== Selection

Jordan curve theorem, winding number

Suppose that $\func{f}{\D}{\C}$ is holomorphic and injective in some annulus $\set{z \mid r < \abs{z} < 1}$ . Show that $f$ is injective in $\D$ .

Solution.

Suppose otherwise, and that there exist $z_1, z_2 \in \D$ such that $f\p{z_1} = f\p{z_2} = w$ . Picking $R \in \p{0, 1}$ large enough, we have $z_1, z_2 \in B\p{0, R}$ . Thus, if we set $\gamma = \partial B\p{0, R}$ oriented counter-clockwise with domain $\br{0, 2\pi}$ , the argument principle tells us that

W_{f \circ \gamma}\p{w} \geq 2.

But this implies that $f \circ \gamma$ is not simple. Indeed, by the Jordan curve theorem, a simple closed curve has winding number in $\set{-1, 0, 1}$ , depending on the orientation. Thus, there exist $0 \leq t_1 < t_2 < 2\pi$ such that $f\p{\gamma\p{t_1}} = f\p{\gamma\p{t_2}}$ . Since $\gamma$ is in the annulus where $f$ is injective, we have $\gamma\p{t_1} = \gamma\p{t_2}$ . This can only happen if $\gamma\p{t_1} = \gamma\p{t_2} = \gamma\p{0}$ , which is impossible since $0 < t_2 < 2\pi$ . Thus, $f$ must have been injective in $\D$ to begin with, as required.

====
== Listed records

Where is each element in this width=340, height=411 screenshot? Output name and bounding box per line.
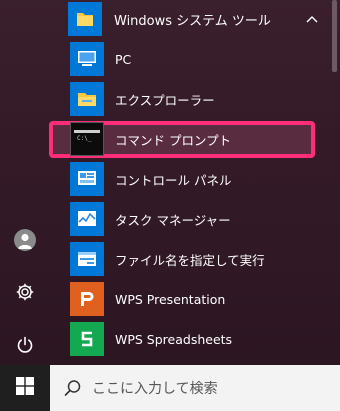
command-prompt-icon: C:\_ bbox=[70, 122, 104, 156]
app-label: エクスプローラー bbox=[115, 92, 215, 108]
search-placeholder: ここに入力して検索 bbox=[92, 381, 218, 397]
folder-icon bbox=[68, 2, 102, 36]
app-item-command-prompt[interactable]: C:\_ コマンド プロンプト bbox=[70, 120, 332, 158]
taskbar: ここに入力して検索 bbox=[0, 365, 340, 411]
app-item-control-panel[interactable]: コントロール パネル bbox=[70, 160, 332, 198]
app-label: コントロール パネル bbox=[115, 172, 232, 188]
power-button[interactable] bbox=[9, 331, 41, 363]
file-explorer-icon bbox=[70, 82, 104, 116]
control-panel-icon bbox=[70, 162, 104, 196]
user-account-button[interactable] bbox=[9, 224, 41, 256]
collapse-chevron-icon[interactable] bbox=[306, 12, 318, 26]
app-item-wps-spreadsheets[interactable]: WPS Spreadsheets bbox=[70, 320, 332, 358]
windows-logo-icon bbox=[16, 377, 34, 399]
computer-icon bbox=[70, 42, 104, 76]
app-item-pc[interactable]: PC bbox=[70, 40, 332, 78]
app-label: PC bbox=[115, 51, 132, 67]
group-label: Windows システム ツール bbox=[114, 13, 271, 29]
search-icon bbox=[64, 379, 82, 397]
app-label: タスク マネージャー bbox=[115, 212, 231, 228]
app-item-wps-presentation[interactable]: WPS Presentation bbox=[70, 280, 332, 318]
app-label: WPS Presentation bbox=[115, 291, 226, 307]
app-list-scrollbar[interactable] bbox=[332, 0, 337, 72]
settings-button[interactable] bbox=[9, 278, 41, 310]
run-icon bbox=[70, 242, 104, 276]
app-item-file-explorer[interactable]: エクスプローラー bbox=[70, 80, 332, 118]
app-label: ファイル名を指定して実行 bbox=[115, 252, 265, 268]
app-label: コマンド プロンプト bbox=[115, 132, 232, 148]
app-item-run[interactable]: ファイル名を指定して実行 bbox=[70, 240, 332, 278]
settings-icon bbox=[15, 282, 35, 306]
user-avatar bbox=[14, 229, 36, 251]
wps-presentation-icon bbox=[70, 282, 104, 316]
start-menu: Windows システム ツール PC エクスプローラー C:\_ コマンド プ… bbox=[0, 0, 340, 365]
start-button[interactable] bbox=[0, 365, 50, 411]
group-windows-system-tools[interactable]: Windows システム ツール bbox=[62, 0, 332, 38]
app-label: WPS Spreadsheets bbox=[115, 331, 233, 347]
taskbar-search-box[interactable]: ここに入力して検索 bbox=[50, 365, 340, 411]
start-left-rail bbox=[0, 0, 50, 365]
svg-text:C:\_: C:\_ bbox=[77, 135, 92, 142]
task-manager-icon bbox=[70, 202, 104, 236]
power-icon bbox=[15, 335, 35, 359]
wps-spreadsheets-icon bbox=[70, 322, 104, 356]
app-item-task-manager[interactable]: タスク マネージャー bbox=[70, 200, 332, 238]
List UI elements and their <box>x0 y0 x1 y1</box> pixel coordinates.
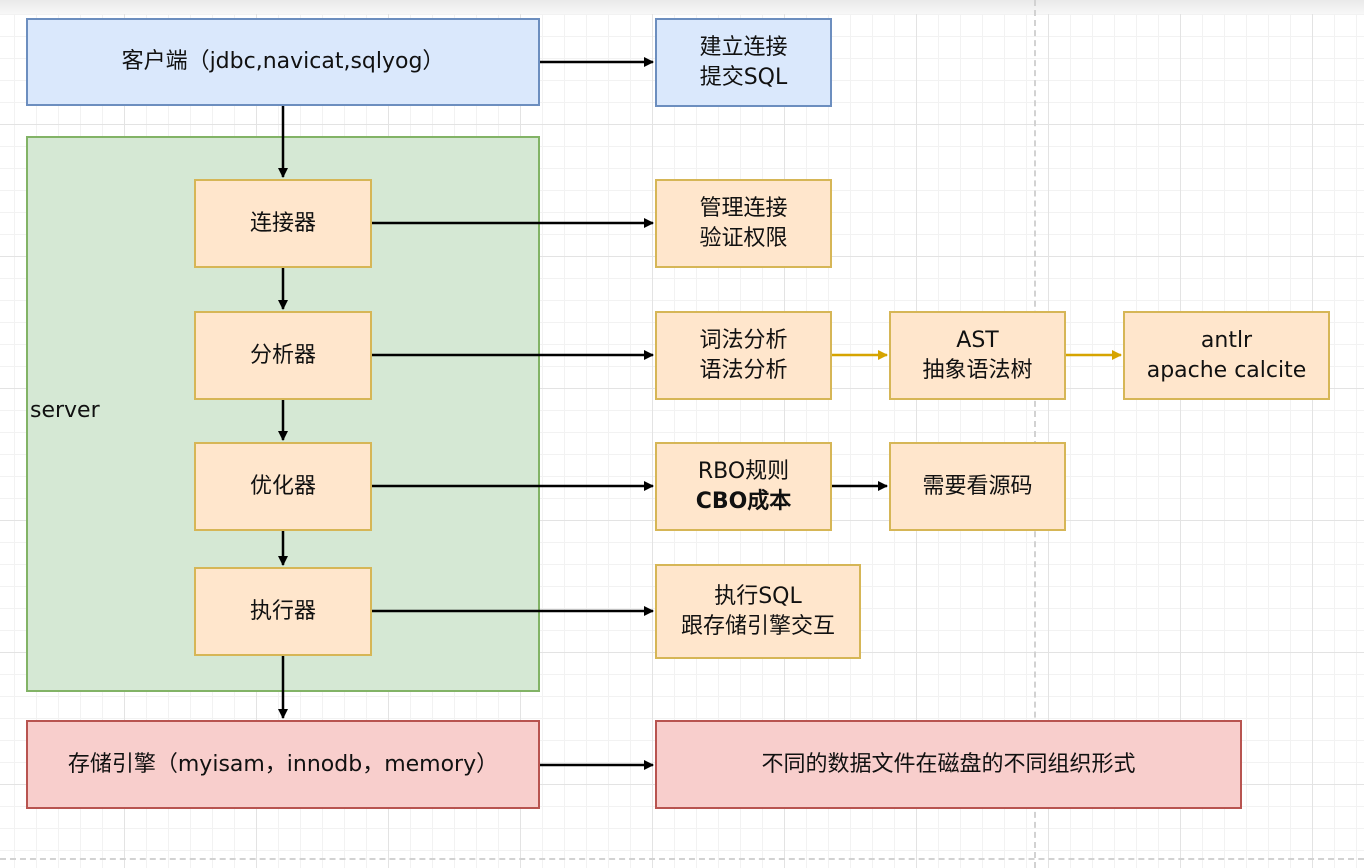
diagram-canvas: server 客户端（jdbc,navicat,sqlyog） 建立连接 提交S… <box>0 0 1364 868</box>
edge-layer <box>278 57 1122 770</box>
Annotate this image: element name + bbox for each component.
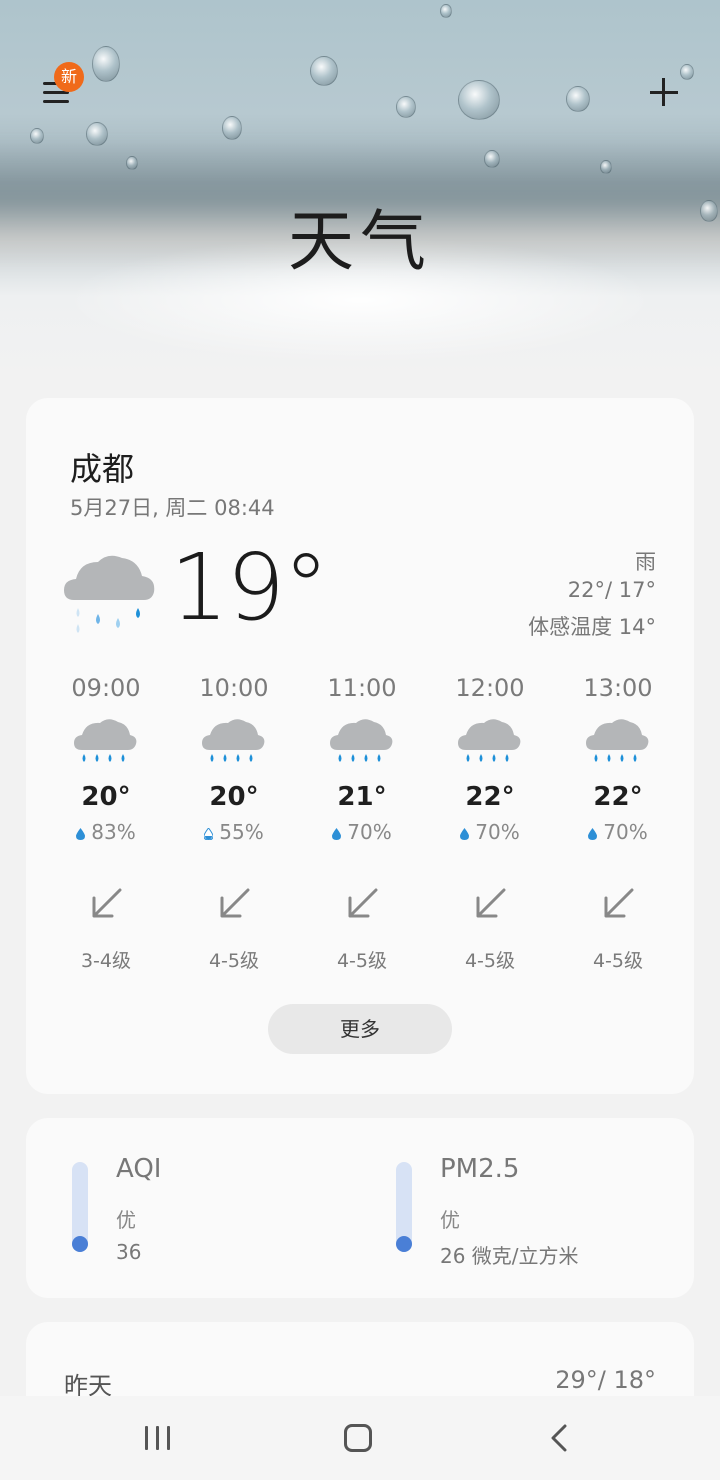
wind-direction-icon bbox=[220, 888, 250, 918]
hour-temperature: 22° bbox=[593, 782, 643, 812]
hourly-item: 09:00 20° 83% 3-4级 bbox=[42, 670, 170, 980]
hourly-item: 11:00 21° 70% 4-5级 bbox=[298, 670, 426, 980]
pm25-level-bar bbox=[396, 1162, 412, 1252]
rain-cloud-icon bbox=[74, 719, 137, 762]
pm25-label: PM2.5 bbox=[440, 1154, 520, 1184]
rain-cloud-icon bbox=[330, 719, 393, 762]
current-temperature: 19° bbox=[170, 534, 329, 641]
pm25-value: 26 微克/立方米 bbox=[440, 1244, 579, 1268]
aqi-item: AQI 优 36 bbox=[26, 1118, 346, 1298]
hour-temperature: 22° bbox=[465, 782, 515, 812]
hour-humidity: 55% bbox=[170, 820, 298, 844]
hour-humidity: 70% bbox=[426, 820, 554, 844]
back-button[interactable] bbox=[548, 1424, 572, 1452]
recent-apps-button[interactable] bbox=[145, 1426, 171, 1450]
add-location-button[interactable] bbox=[648, 76, 680, 108]
humidity-drop-icon bbox=[204, 828, 214, 840]
current-weather-card[interactable]: 成都 5月27日, 周二 08:44 19° 雨 22°/ 17° 体感温度 1… bbox=[26, 398, 694, 1094]
wind-direction-icon bbox=[92, 888, 122, 918]
hourly-item: 13:00 22° 70% 4-5级 bbox=[554, 670, 682, 980]
hour-wind-level: 4-5级 bbox=[208, 950, 260, 972]
humidity-drop-icon bbox=[76, 828, 86, 840]
hour-wind-level: 4-5级 bbox=[336, 950, 388, 972]
hour-time: 09:00 bbox=[71, 674, 141, 702]
city-name: 成都 bbox=[70, 450, 135, 488]
humidity-drop-icon bbox=[332, 828, 342, 840]
hour-wind-level: 3-4级 bbox=[80, 950, 132, 972]
new-badge: 新 bbox=[54, 62, 84, 92]
rain-cloud-icon bbox=[458, 719, 521, 762]
rain-cloud-icon bbox=[202, 719, 265, 762]
humidity-drop-icon bbox=[588, 828, 598, 840]
hour-humidity: 83% bbox=[42, 820, 170, 844]
high-low-temperature: 22°/ 17° bbox=[567, 578, 656, 602]
date-time: 5月27日, 周二 08:44 bbox=[70, 496, 275, 520]
home-button[interactable] bbox=[344, 1424, 372, 1452]
aqi-value: 36 bbox=[116, 1240, 142, 1264]
hour-humidity: 70% bbox=[554, 820, 682, 844]
hourly-item: 12:00 22° 70% 4-5级 bbox=[426, 670, 554, 980]
aqi-level: 优 bbox=[116, 1208, 136, 1232]
page-title: 天气 bbox=[288, 203, 432, 280]
hour-temperature: 21° bbox=[337, 782, 387, 812]
aqi-label: AQI bbox=[116, 1154, 162, 1184]
hour-time: 13:00 bbox=[583, 674, 653, 702]
aqi-level-bar bbox=[72, 1162, 88, 1252]
humidity-drop-icon bbox=[460, 828, 470, 840]
wind-direction-icon bbox=[604, 888, 634, 918]
more-button[interactable]: 更多 bbox=[268, 1004, 452, 1054]
hour-humidity: 70% bbox=[298, 820, 426, 844]
hour-temperature: 20° bbox=[209, 782, 259, 812]
hour-wind-level: 4-5级 bbox=[464, 950, 516, 972]
hour-time: 12:00 bbox=[455, 674, 525, 702]
pm25-level: 优 bbox=[440, 1208, 460, 1232]
pm25-item: PM2.5 优 26 微克/立方米 bbox=[350, 1118, 670, 1298]
system-navigation-bar bbox=[0, 1396, 720, 1480]
hour-time: 11:00 bbox=[327, 674, 397, 702]
rain-cloud-icon bbox=[64, 555, 155, 633]
air-quality-card[interactable]: AQI 优 36 PM2.5 优 26 微克/立方米 bbox=[26, 1118, 694, 1298]
hourly-forecast[interactable]: 09:00 20° 83% 3-4级 10:00 20° 55% 4-5级 11… bbox=[42, 670, 682, 980]
weather-condition: 雨 bbox=[635, 550, 656, 574]
feels-like-temperature: 体感温度 14° bbox=[528, 615, 656, 639]
yesterday-temperature: 29°/ 18° bbox=[555, 1366, 656, 1394]
hour-wind-level: 4-5级 bbox=[592, 950, 644, 972]
rain-cloud-icon bbox=[586, 719, 649, 762]
hour-temperature: 20° bbox=[81, 782, 131, 812]
hour-time: 10:00 bbox=[199, 674, 269, 702]
wind-direction-icon bbox=[476, 888, 506, 918]
wind-direction-icon bbox=[348, 888, 378, 918]
hourly-item: 10:00 20° 55% 4-5级 bbox=[170, 670, 298, 980]
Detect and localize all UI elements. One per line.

====

Complete the following:
• a. In the winding-number proof, list every value that a simple closed curve's winding number can take.
• b. Reproduce the winding-number proof word for word from "Jordan curve theorem, winding" to "injective in $\D$ .".
The lines are not needed for the tasks.

Written responses:
• a. -1, 0, 1

• b.
Jordan curve theorem, winding number

Suppose that $\func{f}{\D}{\C}$ is holomorphic and injective in some annulus $\set{z \mid r < \abs{z} < 1}$ . Show that $f$ is injective in $\D$ .